## Written problem
Pictures in the data below are not part of the copy; transcribe everything else exactly.

## Data tied to figure images
━━━━━━

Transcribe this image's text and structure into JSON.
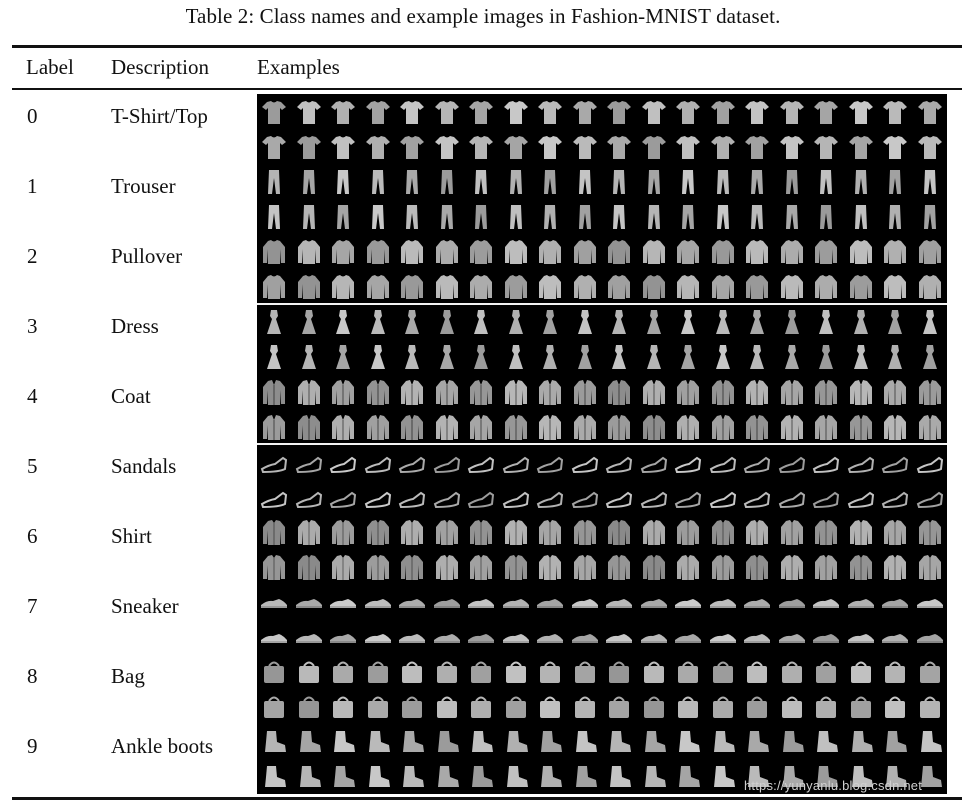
{
  "caption": "Table 2: Class names and example images in Fashion-MNIST dataset.",
  "columns": {
    "label": "Label",
    "description": "Description",
    "examples": "Examples"
  },
  "rows": [
    {
      "label": "0",
      "description": "T-Shirt/Top",
      "icon": "tshirt-icon"
    },
    {
      "label": "1",
      "description": "Trouser",
      "icon": "trouser-icon"
    },
    {
      "label": "2",
      "description": "Pullover",
      "icon": "pullover-icon"
    },
    {
      "label": "3",
      "description": "Dress",
      "icon": "dress-icon"
    },
    {
      "label": "4",
      "description": "Coat",
      "icon": "coat-icon"
    },
    {
      "label": "5",
      "description": "Sandals",
      "icon": "sandal-icon"
    },
    {
      "label": "6",
      "description": "Shirt",
      "icon": "shirt-icon"
    },
    {
      "label": "7",
      "description": "Sneaker",
      "icon": "sneaker-icon"
    },
    {
      "label": "8",
      "description": "Bag",
      "icon": "bag-icon"
    },
    {
      "label": "9",
      "description": "Ankle boots",
      "icon": "ankle-boot-icon"
    }
  ],
  "examples_per_row": 20,
  "example_image_rows_per_class": 2,
  "watermark": "https://yunyanlu.blog.csdn.net",
  "colors": {
    "grid_background": "#000000",
    "rule": "#111111",
    "separator": "#f2f2f2"
  }
}
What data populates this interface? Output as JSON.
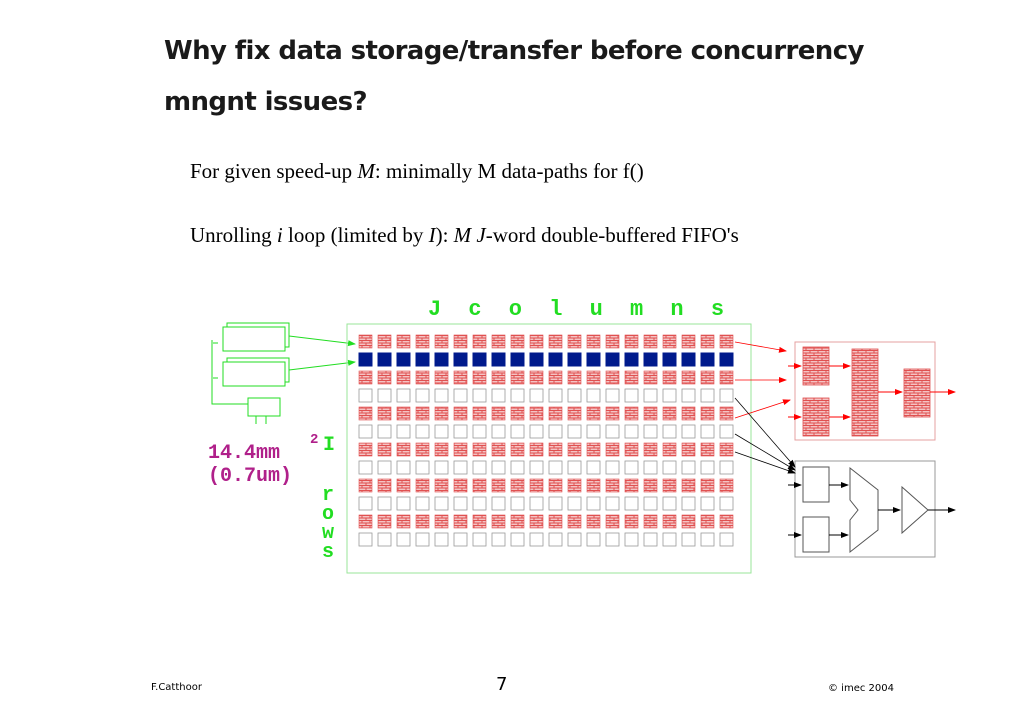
{
  "slide": {
    "title": "Why fix data storage/transfer before concurrency mngnt issues?",
    "bullet1": {
      "pre": "For given speed-up ",
      "em": "M",
      "post": ": minimally M data-paths for f()"
    },
    "bullet2": {
      "pre": "Unrolling ",
      "em1": "i",
      "mid1": " loop (limited by ",
      "em2": "I",
      "mid2": "): ",
      "em3": "M J",
      "post": "-word double-buffered FIFO's"
    }
  },
  "diagram": {
    "columns_label": "J columns",
    "rows_label_letter": "I",
    "rows_label_rest": "rows",
    "area_value": "14.4mm",
    "area_superscript": "2",
    "area_tech": "(0.7um)",
    "grid_columns": 20,
    "grid_rows": [
      "brick",
      "filled",
      "brick",
      "empty",
      "brick",
      "empty",
      "brick",
      "empty",
      "brick",
      "empty",
      "brick",
      "empty"
    ],
    "colors": {
      "label_green": "#22dd22",
      "area_magenta": "#b0208a",
      "filled_blue": "#001a8c",
      "brick_red": "#e05050",
      "arrow_red": "#ff0000",
      "frame_green": "#99e699"
    }
  },
  "footer": {
    "author": "F.Catthoor",
    "page": "7",
    "copyright": "© imec 2004"
  }
}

━━━━━━

## Solution to the exercise
Transcribe this image's text and structure into JSON.
{
  "caption": "Table 2: Class names and example images in Fashion-MNIST dataset.",
  "columns": {
    "label": "Label",
    "description": "Description",
    "examples": "Examples"
  },
  "rows": [
    {
      "label": "0",
      "description": "T-Shirt/Top",
      "icon": "tshirt-icon"
    },
    {
      "label": "1",
      "description": "Trouser",
      "icon": "trouser-icon"
    },
    {
      "label": "2",
      "description": "Pullover",
      "icon": "pullover-icon"
    },
    {
      "label": "3",
      "description": "Dress",
      "icon": "dress-icon"
    },
    {
      "label": "4",
      "description": "Coat",
      "icon": "coat-icon"
    },
    {
      "label": "5",
      "description": "Sandals",
      "icon": "sandal-icon"
    },
    {
      "label": "6",
      "description": "Shirt",
      "icon": "shirt-icon"
    },
    {
      "label": "7",
      "description": "Sneaker",
      "icon": "sneaker-icon"
    },
    {
      "label": "8",
      "description": "Bag",
      "icon": "bag-icon"
    },
    {
      "label": "9",
      "description": "Ankle boots",
      "icon": "ankle-boot-icon"
    }
  ],
  "examples_per_row": 20,
  "example_image_rows_per_class": 2,
  "watermark": "https://yunyanlu.blog.csdn.net",
  "colors": {
    "grid_background": "#000000",
    "rule": "#111111",
    "separator": "#f2f2f2"
  }
}
What data populates this interface? Output as JSON.
{
  "slide": {
    "title": "Why fix data storage/transfer before concurrency mngnt issues?",
    "bullet1": {
      "pre": "For given speed-up ",
      "em": "M",
      "post": ": minimally M data-paths for f()"
    },
    "bullet2": {
      "pre": "Unrolling ",
      "em1": "i",
      "mid1": " loop (limited by ",
      "em2": "I",
      "mid2": "): ",
      "em3": "M J",
      "post": "-word double-buffered FIFO's"
    }
  },
  "diagram": {
    "columns_label": "J columns",
    "rows_label_letter": "I",
    "rows_label_rest": "rows",
    "area_value": "14.4mm",
    "area_superscript": "2",
    "area_tech": "(0.7um)",
    "grid_columns": 20,
    "grid_rows": [
      "brick",
      "filled",
      "brick",
      "empty",
      "brick",
      "empty",
      "brick",
      "empty",
      "brick",
      "empty",
      "brick",
      "empty"
    ],
    "colors": {
      "label_green": "#22dd22",
      "area_magenta": "#b0208a",
      "filled_blue": "#001a8c",
      "brick_red": "#e05050",
      "arrow_red": "#ff0000",
      "frame_green": "#99e699"
    }
  },
  "footer": {
    "author": "F.Catthoor",
    "page": "7",
    "copyright": "© imec 2004"
  }
}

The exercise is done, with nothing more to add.